- [RECORDS PROVIDED]:
** Begin **

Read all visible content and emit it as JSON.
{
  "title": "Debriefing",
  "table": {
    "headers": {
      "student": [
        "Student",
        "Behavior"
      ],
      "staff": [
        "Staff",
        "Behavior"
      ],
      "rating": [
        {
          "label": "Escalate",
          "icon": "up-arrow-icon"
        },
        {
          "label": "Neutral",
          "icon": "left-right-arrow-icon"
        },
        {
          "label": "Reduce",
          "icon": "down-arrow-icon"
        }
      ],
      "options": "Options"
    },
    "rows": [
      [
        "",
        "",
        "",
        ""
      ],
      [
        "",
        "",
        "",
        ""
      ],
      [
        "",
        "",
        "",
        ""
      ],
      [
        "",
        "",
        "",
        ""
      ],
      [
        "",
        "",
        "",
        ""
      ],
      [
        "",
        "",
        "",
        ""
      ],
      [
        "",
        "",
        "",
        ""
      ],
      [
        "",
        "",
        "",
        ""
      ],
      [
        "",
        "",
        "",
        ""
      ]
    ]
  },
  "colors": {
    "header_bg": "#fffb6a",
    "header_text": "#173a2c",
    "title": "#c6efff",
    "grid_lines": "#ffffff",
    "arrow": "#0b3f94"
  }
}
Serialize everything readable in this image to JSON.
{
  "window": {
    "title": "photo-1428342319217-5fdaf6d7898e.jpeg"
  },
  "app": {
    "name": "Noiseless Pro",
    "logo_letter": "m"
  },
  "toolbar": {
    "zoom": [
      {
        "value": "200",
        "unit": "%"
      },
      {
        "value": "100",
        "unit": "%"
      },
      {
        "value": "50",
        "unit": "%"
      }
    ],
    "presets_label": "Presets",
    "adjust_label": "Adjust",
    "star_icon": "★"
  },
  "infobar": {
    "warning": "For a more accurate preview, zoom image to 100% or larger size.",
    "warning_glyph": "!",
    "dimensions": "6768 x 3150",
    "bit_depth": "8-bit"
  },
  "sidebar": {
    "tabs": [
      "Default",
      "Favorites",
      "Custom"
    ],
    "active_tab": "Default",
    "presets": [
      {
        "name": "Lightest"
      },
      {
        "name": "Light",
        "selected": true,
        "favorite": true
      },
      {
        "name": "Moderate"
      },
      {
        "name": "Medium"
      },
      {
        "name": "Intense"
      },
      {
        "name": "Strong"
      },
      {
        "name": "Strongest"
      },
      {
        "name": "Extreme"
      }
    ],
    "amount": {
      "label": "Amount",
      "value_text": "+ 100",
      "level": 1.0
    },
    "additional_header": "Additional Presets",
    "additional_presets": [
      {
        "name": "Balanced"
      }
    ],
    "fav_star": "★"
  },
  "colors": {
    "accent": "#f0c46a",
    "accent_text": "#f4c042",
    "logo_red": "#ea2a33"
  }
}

** End **

- [EXERCISE PROMPT]:
Give a single number: the count of lines above that include the word "arrow".

- [EXERCISE SOLUTION]:
4